Problem description — Find each line containing the string "同种异型抗原". Copy it.

=-=-=-=-=

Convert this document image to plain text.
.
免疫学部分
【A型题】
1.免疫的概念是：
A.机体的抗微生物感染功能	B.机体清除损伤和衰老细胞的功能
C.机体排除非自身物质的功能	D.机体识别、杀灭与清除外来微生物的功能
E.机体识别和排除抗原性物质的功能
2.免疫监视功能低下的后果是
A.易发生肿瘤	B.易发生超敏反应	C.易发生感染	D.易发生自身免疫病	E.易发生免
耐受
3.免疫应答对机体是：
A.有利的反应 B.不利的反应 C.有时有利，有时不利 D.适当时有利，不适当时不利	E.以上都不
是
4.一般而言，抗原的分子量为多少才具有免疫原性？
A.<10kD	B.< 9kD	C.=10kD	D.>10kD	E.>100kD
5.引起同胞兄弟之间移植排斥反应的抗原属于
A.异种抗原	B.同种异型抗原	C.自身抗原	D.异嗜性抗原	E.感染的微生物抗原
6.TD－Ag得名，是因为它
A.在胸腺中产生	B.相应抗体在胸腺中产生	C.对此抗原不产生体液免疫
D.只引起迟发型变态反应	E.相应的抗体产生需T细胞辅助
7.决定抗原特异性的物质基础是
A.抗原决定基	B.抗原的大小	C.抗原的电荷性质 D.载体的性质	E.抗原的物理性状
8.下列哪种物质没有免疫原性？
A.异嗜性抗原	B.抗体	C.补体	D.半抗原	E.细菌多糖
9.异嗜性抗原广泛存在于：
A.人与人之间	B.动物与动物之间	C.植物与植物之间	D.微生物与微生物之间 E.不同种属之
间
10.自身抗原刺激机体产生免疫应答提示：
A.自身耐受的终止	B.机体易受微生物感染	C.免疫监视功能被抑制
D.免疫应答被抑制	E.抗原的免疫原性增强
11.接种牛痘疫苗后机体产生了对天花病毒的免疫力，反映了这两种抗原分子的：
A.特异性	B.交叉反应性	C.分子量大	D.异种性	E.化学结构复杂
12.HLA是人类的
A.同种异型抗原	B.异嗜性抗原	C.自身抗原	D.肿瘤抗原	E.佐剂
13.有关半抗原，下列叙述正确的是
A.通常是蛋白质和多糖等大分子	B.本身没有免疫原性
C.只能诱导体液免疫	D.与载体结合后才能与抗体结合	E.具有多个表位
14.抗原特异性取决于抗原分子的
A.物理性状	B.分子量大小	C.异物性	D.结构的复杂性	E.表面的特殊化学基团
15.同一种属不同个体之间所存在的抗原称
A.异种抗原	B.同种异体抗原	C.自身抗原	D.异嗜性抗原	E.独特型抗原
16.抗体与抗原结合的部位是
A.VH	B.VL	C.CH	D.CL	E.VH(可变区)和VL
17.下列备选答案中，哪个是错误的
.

=-=-=-=-=

Written reply —
A.异种抗原	B.同种异型抗原	C.自身抗原	D.异嗜性抗原	E.感染的微生物抗原
A.同种异型抗原	B.异嗜性抗原	C.自身抗原	D.肿瘤抗原	E.佐剂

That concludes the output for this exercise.